**Given records**
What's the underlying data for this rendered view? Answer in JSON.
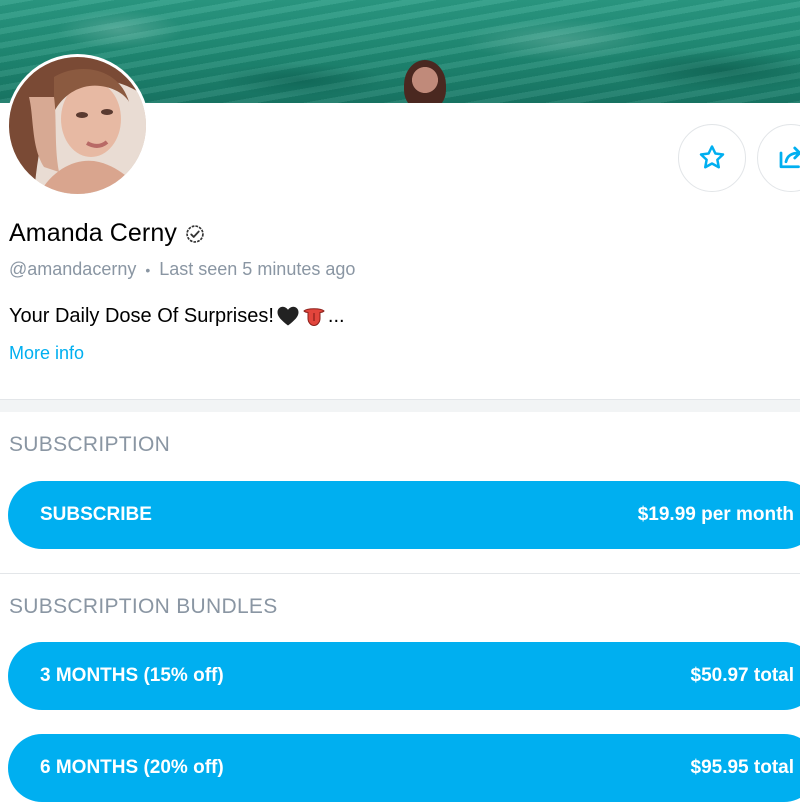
{
  "profile": {
    "name": "Amanda Cerny",
    "handle": "@amandacerny",
    "separator": "•",
    "last_seen": "Last seen 5 minutes ago",
    "bio": "Your Daily Dose Of Surprises!",
    "bio_ellipsis": "...",
    "more_info": "More info"
  },
  "icons": {
    "verified": "verified-check-icon",
    "star": "star-icon",
    "share": "share-icon",
    "bio_emoji_1": "black-heart-emoji",
    "bio_emoji_2": "tongue-emoji"
  },
  "subscription": {
    "section_title": "SUBSCRIPTION",
    "subscribe_label": "SUBSCRIBE",
    "subscribe_price": "$19.99 per month"
  },
  "bundles": {
    "section_title": "SUBSCRIPTION BUNDLES",
    "items": [
      {
        "label": "3 MONTHS (15% off)",
        "price": "$50.97 total"
      },
      {
        "label": "6 MONTHS (20% off)",
        "price": "$95.95 total"
      }
    ]
  },
  "colors": {
    "accent": "#00aff0",
    "muted_text": "#8a96a3",
    "cover_water": "#1f8a74"
  }
}
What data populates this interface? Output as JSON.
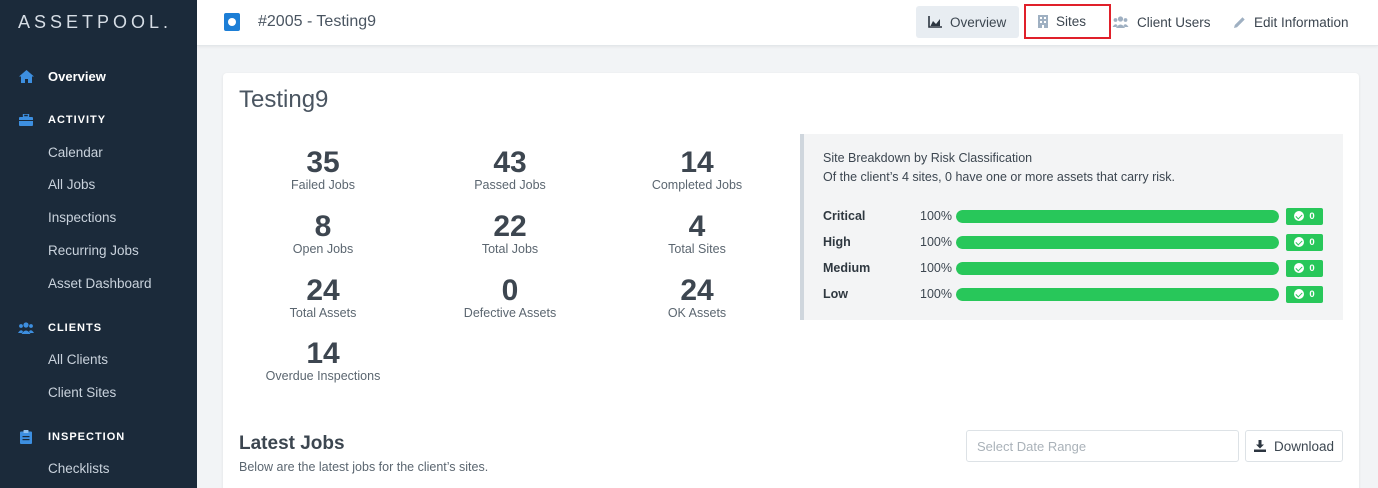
{
  "brand": {
    "logo_text": "ASSETPOOL."
  },
  "sidebar": {
    "top_item": {
      "label": "Overview",
      "icon": "home-icon"
    },
    "sections": [
      {
        "title": "ACTIVITY",
        "icon": "briefcase-icon",
        "items": [
          "Calendar",
          "All Jobs",
          "Inspections",
          "Recurring Jobs",
          "Asset Dashboard"
        ]
      },
      {
        "title": "CLIENTS",
        "icon": "users-icon",
        "items": [
          "All Clients",
          "Client Sites"
        ]
      },
      {
        "title": "INSPECTION",
        "icon": "clipboard-icon",
        "items": [
          "Checklists"
        ]
      }
    ]
  },
  "header": {
    "title": "#2005 - Testing9",
    "tabs": [
      {
        "label": "Overview",
        "icon": "chart-area-icon"
      },
      {
        "label": "Sites",
        "icon": "building-icon"
      },
      {
        "label": "Client Users",
        "icon": "users-icon"
      },
      {
        "label": "Edit Information",
        "icon": "pencil-icon"
      }
    ]
  },
  "card": {
    "title": "Testing9",
    "stats": [
      {
        "value": "35",
        "label": "Failed Jobs"
      },
      {
        "value": "43",
        "label": "Passed Jobs"
      },
      {
        "value": "14",
        "label": "Completed Jobs"
      },
      {
        "value": "8",
        "label": "Open Jobs"
      },
      {
        "value": "22",
        "label": "Total Jobs"
      },
      {
        "value": "4",
        "label": "Total Sites"
      },
      {
        "value": "24",
        "label": "Total Assets"
      },
      {
        "value": "0",
        "label": "Defective Assets"
      },
      {
        "value": "24",
        "label": "OK Assets"
      },
      {
        "value": "14",
        "label": "Overdue Inspections"
      }
    ]
  },
  "risk": {
    "heading": "Site Breakdown by Risk Classification",
    "summary": "Of the client’s 4 sites, 0 have one or more assets that carry risk.",
    "rows": [
      {
        "name": "Critical",
        "percent_text": "100%",
        "fill": 1.0,
        "count": "0"
      },
      {
        "name": "High",
        "percent_text": "100%",
        "fill": 1.0,
        "count": "0"
      },
      {
        "name": "Medium",
        "percent_text": "100%",
        "fill": 1.0,
        "count": "0"
      },
      {
        "name": "Low",
        "percent_text": "100%",
        "fill": 1.0,
        "count": "0"
      }
    ],
    "bar_color": "#28c75a"
  },
  "latest": {
    "title": "Latest Jobs",
    "subtitle": "Below are the latest jobs for the client’s sites.",
    "date_placeholder": "Select Date Range",
    "download_label": "Download"
  },
  "colors": {
    "sidebar_bg": "#1b2a3a",
    "accent": "#1c7ed6",
    "highlight_border": "#e0202a"
  }
}
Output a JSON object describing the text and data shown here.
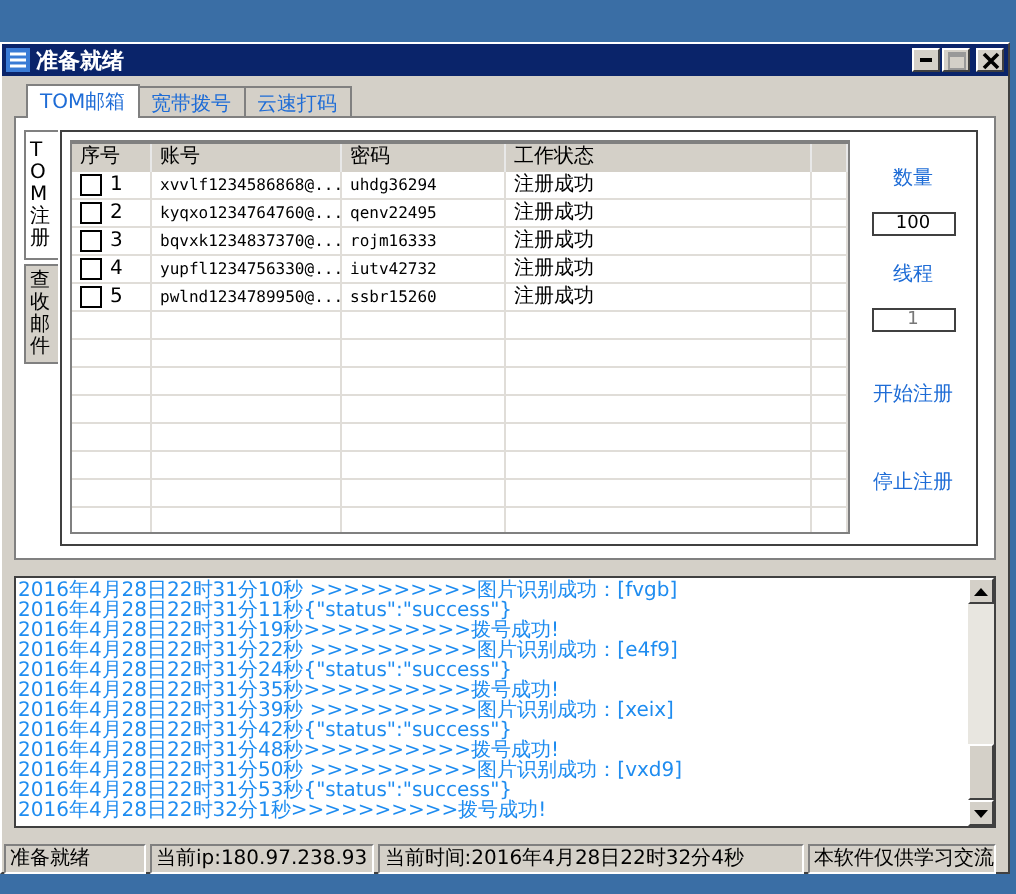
{
  "window": {
    "title": "准备就绪"
  },
  "tabs": [
    {
      "label": "TOM邮箱",
      "selected": true
    },
    {
      "label": "宽带拨号",
      "selected": false
    },
    {
      "label": "云速打码",
      "selected": false
    }
  ],
  "side_tabs": [
    {
      "label": "TOM注册",
      "selected": true
    },
    {
      "label": "查收邮件",
      "selected": false
    }
  ],
  "table": {
    "columns": [
      "序号",
      "账号",
      "密码",
      "工作状态"
    ],
    "rows": [
      {
        "checked": false,
        "number": "1",
        "account": "xvvlf1234586868@...",
        "password": "uhdg36294",
        "status": "注册成功"
      },
      {
        "checked": false,
        "number": "2",
        "account": "kyqxo1234764760@...",
        "password": "qenv22495",
        "status": "注册成功"
      },
      {
        "checked": false,
        "number": "3",
        "account": "bqvxk1234837370@...",
        "password": "rojm16333",
        "status": "注册成功"
      },
      {
        "checked": false,
        "number": "4",
        "account": "yupfl1234756330@...",
        "password": "iutv42732",
        "status": "注册成功"
      },
      {
        "checked": false,
        "number": "5",
        "account": "pwlnd1234789950@...",
        "password": "ssbr15260",
        "status": "注册成功"
      }
    ]
  },
  "controls": {
    "count_label": "数量",
    "count_value": "100",
    "threads_label": "线程",
    "threads_value": "1",
    "start_button": "开始注册",
    "stop_button": "停止注册"
  },
  "log": [
    "2016年4月28日22时31分10秒 >>>>>>>>>>图片识别成功：[fvgb]",
    "2016年4月28日22时31分11秒{\"status\":\"success\"}",
    "2016年4月28日22时31分19秒>>>>>>>>>>拨号成功!",
    "2016年4月28日22时31分22秒 >>>>>>>>>>图片识别成功：[e4f9]",
    "2016年4月28日22时31分24秒{\"status\":\"success\"}",
    "2016年4月28日22时31分35秒>>>>>>>>>>拨号成功!",
    "2016年4月28日22时31分39秒 >>>>>>>>>>图片识别成功：[xeix]",
    "2016年4月28日22时31分42秒{\"status\":\"success\"}",
    "2016年4月28日22时31分48秒>>>>>>>>>>拨号成功!",
    "2016年4月28日22时31分50秒 >>>>>>>>>>图片识别成功：[vxd9]",
    "2016年4月28日22时31分53秒{\"status\":\"success\"}",
    "2016年4月28日22时32分1秒>>>>>>>>>>拨号成功!"
  ],
  "status_bar": [
    "准备就绪",
    "当前ip:180.97.238.93",
    "当前时间:2016年4月28日22时32分4秒",
    "本软件仅供学习交流"
  ]
}
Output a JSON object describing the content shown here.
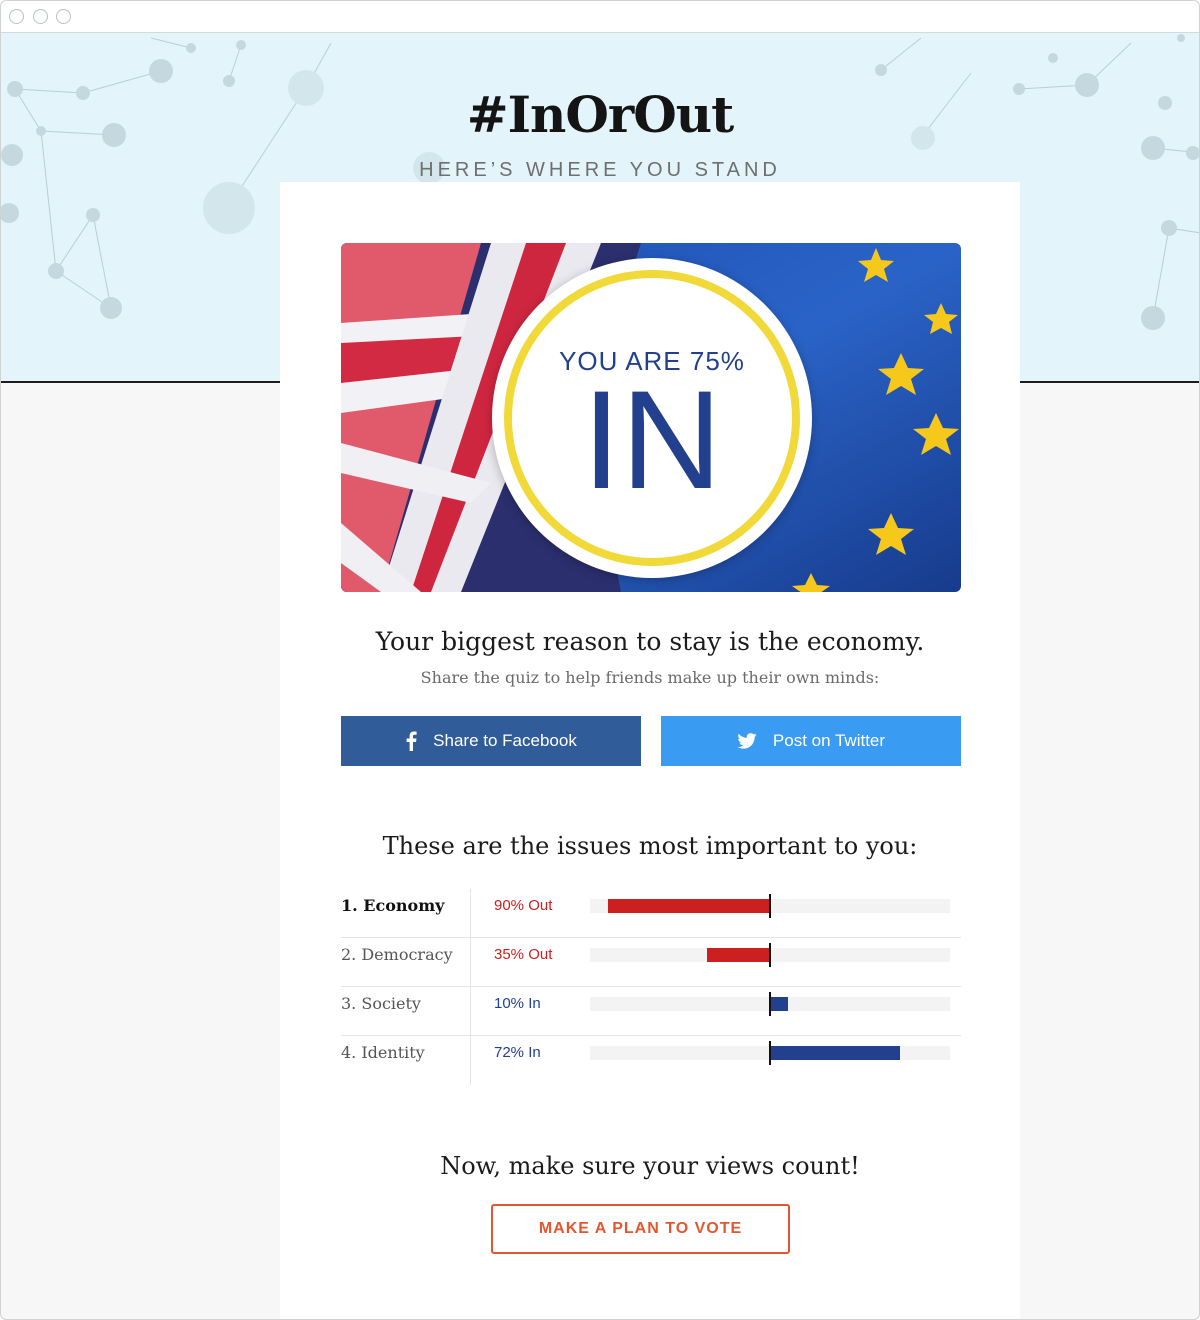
{
  "header": {
    "title": "#InOrOut",
    "subtitle": "HERE’S WHERE YOU STAND"
  },
  "result": {
    "prefix": "YOU ARE 75%",
    "verdict": "IN",
    "percent_in": 75
  },
  "reason": {
    "heading": "Your biggest reason to stay is the economy.",
    "subtext": "Share the quiz to help friends make up their own minds:"
  },
  "share": {
    "facebook_label": "Share to Facebook",
    "twitter_label": "Post on Twitter"
  },
  "issues": {
    "heading": "These are the issues most important to you:",
    "rows": [
      {
        "name": "1. Economy",
        "value": "90% Out",
        "direction": "out",
        "percent": 90
      },
      {
        "name": "2. Democracy",
        "value": "35% Out",
        "direction": "out",
        "percent": 35
      },
      {
        "name": "3. Society",
        "value": "10% In",
        "direction": "in",
        "percent": 10
      },
      {
        "name": "4. Identity",
        "value": "72% In",
        "direction": "in",
        "percent": 72
      }
    ]
  },
  "cta": {
    "heading": "Now, make sure your views count!",
    "button_label": "MAKE A PLAN TO VOTE"
  },
  "colors": {
    "out": "#cc1f1f",
    "in": "#23408e",
    "facebook": "#305c99",
    "twitter": "#3a9bf2",
    "cta": "#e4572e",
    "ring": "#f2d93a",
    "hero_bg": "#e3f4fb"
  },
  "icons": {
    "facebook": "facebook-icon",
    "twitter": "twitter-icon"
  }
}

**Problem description**
Each line that holds the word "name" should be extracted from the records.

**Response**
    "name": "Amanda Cerny",
        "name": "Critical",
        "name": "High",
        "name": "Medium",
        "name": "Low",
        "name": "1. Economy",
        "name": "2. Democracy",
        "name": "3. Society",
        "name": "4. Identity",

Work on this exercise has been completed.